§ Your goal
Wherever a line in the material contains the word "title", copy that line.

§ Supplied information
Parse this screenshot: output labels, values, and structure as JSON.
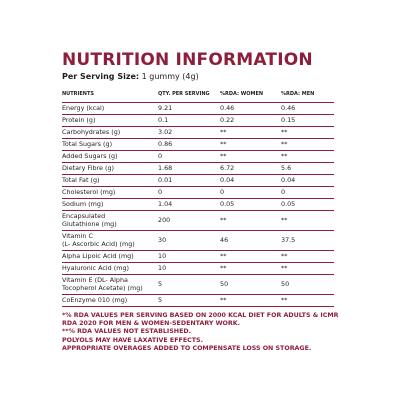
{
  "title": "NUTRITION INFORMATION",
  "serving": {
    "label": "Per Serving Size:",
    "value": " 1 gummy (4g)"
  },
  "headers": [
    "NUTRIENTS",
    "QTY. PER SERVING",
    "%RDA: WOMEN",
    "%RDA: MEN"
  ],
  "rows": [
    {
      "name": "Energy (kcal)",
      "qty": "9.21",
      "women": "0.46",
      "men": "0.46"
    },
    {
      "name": "Protein (g)",
      "qty": "0.1",
      "women": "0.22",
      "men": "0.15"
    },
    {
      "name": "Carbohydrates (g)",
      "qty": "3.02",
      "women": "**",
      "men": "**"
    },
    {
      "name": "Total Sugars (g)",
      "qty": "0.86",
      "women": "**",
      "men": "**"
    },
    {
      "name": "Added Sugars (g)",
      "qty": "0",
      "women": "**",
      "men": "**"
    },
    {
      "name": "Dietary Fibre (g)",
      "qty": "1.68",
      "women": "6.72",
      "men": "5.6"
    },
    {
      "name": "Total Fat (g)",
      "qty": "0.01",
      "women": "0.04",
      "men": "0.04"
    },
    {
      "name": "Cholesterol (mg)",
      "qty": "0",
      "women": "0",
      "men": "0"
    },
    {
      "name": "Sodium (mg)",
      "qty": "1.04",
      "women": "0.05",
      "men": "0.05"
    },
    {
      "name": "Encapsulated",
      "name2": "Glutathione (mg)",
      "qty": "200",
      "women": "**",
      "men": "**"
    },
    {
      "name": "Vitamin C",
      "name2": "(L- Ascorbic Acid) (mg)",
      "qty": "30",
      "women": "46",
      "men": "37.5"
    },
    {
      "name": "Alpha Lipoic Acid (mg)",
      "qty": "10",
      "women": "**",
      "men": "**"
    },
    {
      "name": "Hyaluronic Acid (mg)",
      "qty": "10",
      "women": "**",
      "men": "**"
    },
    {
      "name": "Vitamin E (DL- Alpha",
      "name2": "Tocopherol Acetate) (mg)",
      "qty": "5",
      "women": "50",
      "men": "50"
    },
    {
      "name": "CoEnzyme 010 (mg)",
      "qty": "5",
      "women": "**",
      "men": "**"
    }
  ],
  "notes": [
    "*% RDA VALUES PER SERVING BASED ON 2000 KCAL DIET FOR ADULTS & ICMR RDA 2020 FOR MEN & WOMEN-SEDENTARY WORK.",
    "**% RDA VALUES NOT ESTABLISHED.",
    "POLYOLS MAY HAVE LAXATIVE EFFECTS.",
    "APPROPRIATE OVERAGES ADDED TO COMPENSATE LOSS ON STORAGE."
  ],
  "colors": {
    "accent": "#8e1f3c",
    "text": "#1f1f1f"
  }
}
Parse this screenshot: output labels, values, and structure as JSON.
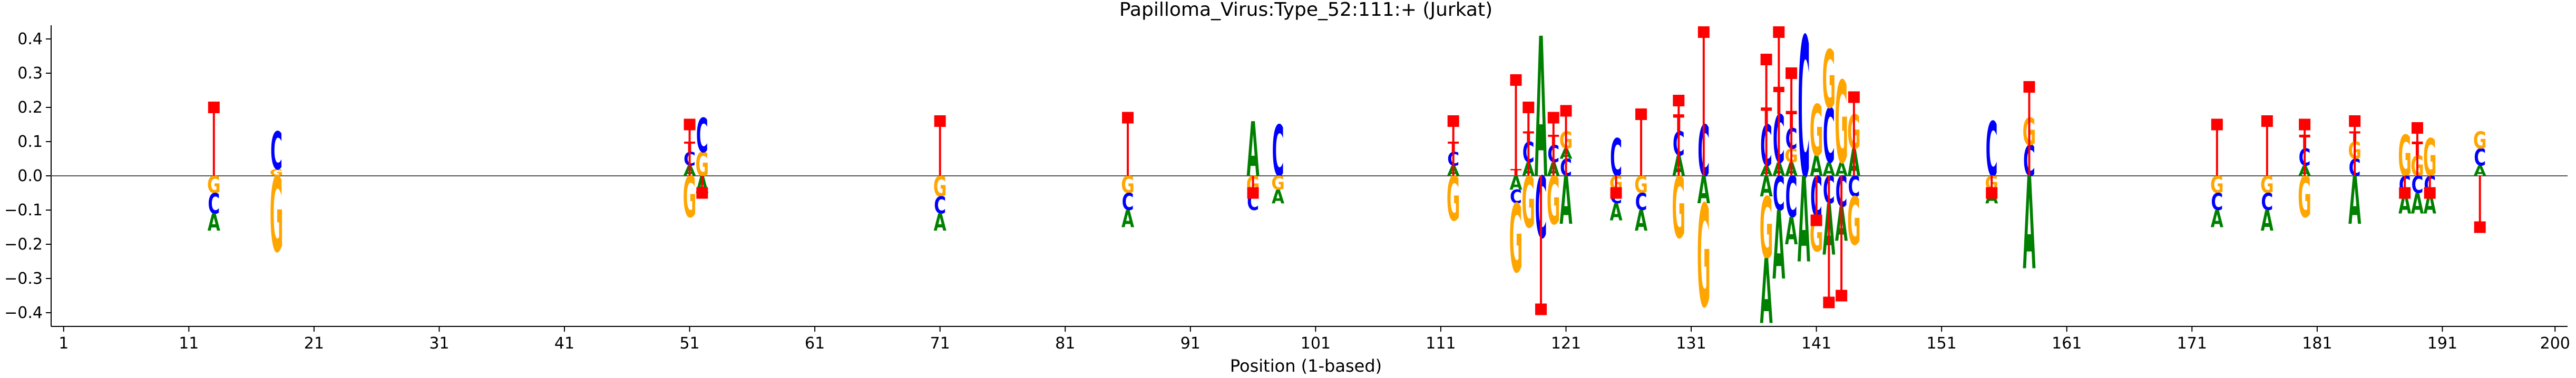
{
  "chart_data": {
    "type": "sequence-logo",
    "title": "Papilloma_Virus:Type_52:111:+  (Jurkat)",
    "xlabel": "Position (1-based)",
    "ylabel": "",
    "xlim": [
      0,
      201
    ],
    "ylim": [
      -0.44,
      0.44
    ],
    "x_ticks": [
      1,
      11,
      21,
      31,
      41,
      51,
      61,
      71,
      81,
      91,
      101,
      111,
      121,
      131,
      141,
      151,
      161,
      171,
      181,
      191,
      200
    ],
    "y_ticks": [
      0.4,
      0.3,
      0.2,
      0.1,
      0.0,
      -0.1,
      -0.2,
      -0.3,
      -0.4
    ],
    "y_tick_labels": [
      "0.4",
      "0.3",
      "0.2",
      "0.1",
      "0.0",
      "−0.1",
      "−0.2",
      "−0.3",
      "−0.4"
    ],
    "colors": {
      "A": "#008000",
      "C": "#0000ff",
      "G": "#ffa500",
      "T": "#ff0000",
      "marker": "#ff0000"
    },
    "positions": [
      {
        "pos": 13,
        "above": [],
        "below": [
          {
            "b": "G",
            "h": 0.05
          },
          {
            "b": "C",
            "h": 0.06
          },
          {
            "b": "A",
            "h": 0.05
          }
        ],
        "marker": 0.2
      },
      {
        "pos": 18,
        "above": [
          {
            "b": "G",
            "h": 0.02
          },
          {
            "b": "C",
            "h": 0.11
          }
        ],
        "below": [
          {
            "b": "G",
            "h": 0.22
          }
        ],
        "marker": null
      },
      {
        "pos": 51,
        "above": [
          {
            "b": "A",
            "h": 0.03
          },
          {
            "b": "C",
            "h": 0.04
          },
          {
            "b": "T",
            "h": 0.03
          }
        ],
        "below": [
          {
            "b": "G",
            "h": 0.12
          }
        ],
        "marker": 0.15
      },
      {
        "pos": 52,
        "above": [
          {
            "b": "G",
            "h": 0.07
          },
          {
            "b": "C",
            "h": 0.1
          }
        ],
        "below": [
          {
            "b": "A",
            "h": 0.05
          }
        ],
        "marker": -0.05
      },
      {
        "pos": 71,
        "above": [],
        "below": [
          {
            "b": "G",
            "h": 0.06
          },
          {
            "b": "C",
            "h": 0.05
          },
          {
            "b": "A",
            "h": 0.05
          }
        ],
        "marker": 0.16
      },
      {
        "pos": 86,
        "above": [],
        "below": [
          {
            "b": "G",
            "h": 0.05
          },
          {
            "b": "C",
            "h": 0.05
          },
          {
            "b": "A",
            "h": 0.05
          }
        ],
        "marker": 0.17
      },
      {
        "pos": 96,
        "above": [
          {
            "b": "A",
            "h": 0.16
          }
        ],
        "below": [
          {
            "b": "G",
            "h": 0.05
          },
          {
            "b": "C",
            "h": 0.05
          }
        ],
        "marker": -0.05
      },
      {
        "pos": 98,
        "above": [
          {
            "b": "C",
            "h": 0.15
          }
        ],
        "below": [
          {
            "b": "G",
            "h": 0.04
          },
          {
            "b": "A",
            "h": 0.04
          }
        ],
        "marker": null
      },
      {
        "pos": 112,
        "above": [
          {
            "b": "A",
            "h": 0.03
          },
          {
            "b": "C",
            "h": 0.04
          },
          {
            "b": "T",
            "h": 0.03
          }
        ],
        "below": [
          {
            "b": "G",
            "h": 0.13
          }
        ],
        "marker": 0.16
      },
      {
        "pos": 117,
        "above": [
          {
            "b": "T",
            "h": 0.02
          }
        ],
        "below": [
          {
            "b": "A",
            "h": 0.04
          },
          {
            "b": "C",
            "h": 0.04
          },
          {
            "b": "G",
            "h": 0.2
          }
        ],
        "marker": 0.28
      },
      {
        "pos": 118,
        "above": [
          {
            "b": "A",
            "h": 0.04
          },
          {
            "b": "C",
            "h": 0.06
          },
          {
            "b": "T",
            "h": 0.03
          }
        ],
        "below": [
          {
            "b": "G",
            "h": 0.15
          }
        ],
        "marker": 0.2
      },
      {
        "pos": 119,
        "above": [
          {
            "b": "A",
            "h": 0.41
          }
        ],
        "below": [
          {
            "b": "C",
            "h": 0.18
          }
        ],
        "marker": -0.39
      },
      {
        "pos": 120,
        "above": [
          {
            "b": "A",
            "h": 0.04
          },
          {
            "b": "C",
            "h": 0.05
          },
          {
            "b": "T",
            "h": 0.03
          }
        ],
        "below": [
          {
            "b": "G",
            "h": 0.14
          }
        ],
        "marker": 0.17
      },
      {
        "pos": 121,
        "above": [
          {
            "b": "C",
            "h": 0.05
          },
          {
            "b": "A",
            "h": 0.03
          },
          {
            "b": "G",
            "h": 0.05
          }
        ],
        "below": [
          {
            "b": "A",
            "h": 0.14
          }
        ],
        "marker": 0.19
      },
      {
        "pos": 125,
        "above": [
          {
            "b": "C",
            "h": 0.11
          }
        ],
        "below": [
          {
            "b": "G",
            "h": 0.04
          },
          {
            "b": "C",
            "h": 0.04
          },
          {
            "b": "A",
            "h": 0.05
          }
        ],
        "marker": -0.05
      },
      {
        "pos": 127,
        "above": [],
        "below": [
          {
            "b": "G",
            "h": 0.05
          },
          {
            "b": "C",
            "h": 0.05
          },
          {
            "b": "A",
            "h": 0.06
          }
        ],
        "marker": 0.18
      },
      {
        "pos": 130,
        "above": [
          {
            "b": "A",
            "h": 0.06
          },
          {
            "b": "C",
            "h": 0.07
          },
          {
            "b": "T",
            "h": 0.05
          }
        ],
        "below": [
          {
            "b": "G",
            "h": 0.18
          }
        ],
        "marker": 0.22
      },
      {
        "pos": 132,
        "above": [
          {
            "b": "C",
            "h": 0.15
          }
        ],
        "below": [
          {
            "b": "A",
            "h": 0.08
          },
          {
            "b": "G",
            "h": 0.3
          }
        ],
        "marker": 0.42
      },
      {
        "pos": 137,
        "above": [
          {
            "b": "A",
            "h": 0.03
          },
          {
            "b": "C",
            "h": 0.12
          },
          {
            "b": "T",
            "h": 0.05
          }
        ],
        "below": [
          {
            "b": "A",
            "h": 0.06
          },
          {
            "b": "G",
            "h": 0.18
          },
          {
            "b": "A",
            "h": 0.19
          }
        ],
        "marker": 0.34
      },
      {
        "pos": 138,
        "above": [
          {
            "b": "A",
            "h": 0.04
          },
          {
            "b": "C",
            "h": 0.14
          },
          {
            "b": "T",
            "h": 0.08
          }
        ],
        "below": [
          {
            "b": "C",
            "h": 0.1
          },
          {
            "b": "A",
            "h": 0.2
          }
        ],
        "marker": 0.42
      },
      {
        "pos": 139,
        "above": [
          {
            "b": "A",
            "h": 0.04
          },
          {
            "b": "G",
            "h": 0.04
          },
          {
            "b": "C",
            "h": 0.06
          },
          {
            "b": "T",
            "h": 0.05
          }
        ],
        "below": [
          {
            "b": "C",
            "h": 0.12
          },
          {
            "b": "A",
            "h": 0.08
          }
        ],
        "marker": 0.3
      },
      {
        "pos": 140,
        "above": [
          {
            "b": "C",
            "h": 0.41
          }
        ],
        "below": [
          {
            "b": "A",
            "h": 0.25
          }
        ],
        "marker": null
      },
      {
        "pos": 141,
        "above": [
          {
            "b": "A",
            "h": 0.06
          },
          {
            "b": "G",
            "h": 0.15
          }
        ],
        "below": [
          {
            "b": "C",
            "h": 0.12
          },
          {
            "b": "G",
            "h": 0.1
          }
        ],
        "marker": -0.13
      },
      {
        "pos": 142,
        "above": [
          {
            "b": "A",
            "h": 0.04
          },
          {
            "b": "C",
            "h": 0.16
          },
          {
            "b": "G",
            "h": 0.17
          }
        ],
        "below": [
          {
            "b": "C",
            "h": 0.08
          },
          {
            "b": "A",
            "h": 0.15
          }
        ],
        "marker": -0.37
      },
      {
        "pos": 143,
        "above": [
          {
            "b": "A",
            "h": 0.04
          },
          {
            "b": "G",
            "h": 0.24
          }
        ],
        "below": [
          {
            "b": "C",
            "h": 0.09
          },
          {
            "b": "A",
            "h": 0.1
          }
        ],
        "marker": -0.35
      },
      {
        "pos": 144,
        "above": [
          {
            "b": "A",
            "h": 0.08
          },
          {
            "b": "G",
            "h": 0.1
          }
        ],
        "below": [
          {
            "b": "C",
            "h": 0.06
          },
          {
            "b": "G",
            "h": 0.14
          }
        ],
        "marker": 0.23
      },
      {
        "pos": 155,
        "above": [
          {
            "b": "C",
            "h": 0.16
          }
        ],
        "below": [
          {
            "b": "G",
            "h": 0.04
          },
          {
            "b": "A",
            "h": 0.04
          }
        ],
        "marker": -0.05
      },
      {
        "pos": 158,
        "above": [
          {
            "b": "C",
            "h": 0.09
          },
          {
            "b": "G",
            "h": 0.08
          }
        ],
        "below": [
          {
            "b": "A",
            "h": 0.27
          }
        ],
        "marker": 0.26
      },
      {
        "pos": 173,
        "above": [],
        "below": [
          {
            "b": "G",
            "h": 0.05
          },
          {
            "b": "C",
            "h": 0.05
          },
          {
            "b": "A",
            "h": 0.05
          }
        ],
        "marker": 0.15
      },
      {
        "pos": 177,
        "above": [],
        "below": [
          {
            "b": "G",
            "h": 0.05
          },
          {
            "b": "C",
            "h": 0.05
          },
          {
            "b": "A",
            "h": 0.06
          }
        ],
        "marker": 0.16
      },
      {
        "pos": 180,
        "above": [
          {
            "b": "A",
            "h": 0.03
          },
          {
            "b": "C",
            "h": 0.05
          },
          {
            "b": "T",
            "h": 0.04
          }
        ],
        "below": [
          {
            "b": "G",
            "h": 0.12
          }
        ],
        "marker": 0.15
      },
      {
        "pos": 184,
        "above": [
          {
            "b": "C",
            "h": 0.05
          },
          {
            "b": "G",
            "h": 0.05
          },
          {
            "b": "T",
            "h": 0.03
          }
        ],
        "below": [
          {
            "b": "A",
            "h": 0.14
          }
        ],
        "marker": 0.16
      },
      {
        "pos": 188,
        "above": [
          {
            "b": "G",
            "h": 0.12
          }
        ],
        "below": [
          {
            "b": "C",
            "h": 0.05
          },
          {
            "b": "A",
            "h": 0.06
          }
        ],
        "marker": -0.05
      },
      {
        "pos": 189,
        "above": [
          {
            "b": "G",
            "h": 0.06
          },
          {
            "b": "T",
            "h": 0.04
          }
        ],
        "below": [
          {
            "b": "C",
            "h": 0.05
          },
          {
            "b": "A",
            "h": 0.06
          }
        ],
        "marker": 0.14
      },
      {
        "pos": 190,
        "above": [
          {
            "b": "G",
            "h": 0.11
          }
        ],
        "below": [
          {
            "b": "C",
            "h": 0.05
          },
          {
            "b": "A",
            "h": 0.06
          }
        ],
        "marker": -0.05
      },
      {
        "pos": 194,
        "above": [
          {
            "b": "A",
            "h": 0.03
          },
          {
            "b": "C",
            "h": 0.05
          },
          {
            "b": "G",
            "h": 0.05
          }
        ],
        "below": [],
        "marker": -0.15
      }
    ]
  }
}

§ Task output
  "title": "NUTRITION INFORMATION",
    "title": "Papilloma_Virus:Type_52:111:+  (Jurkat)",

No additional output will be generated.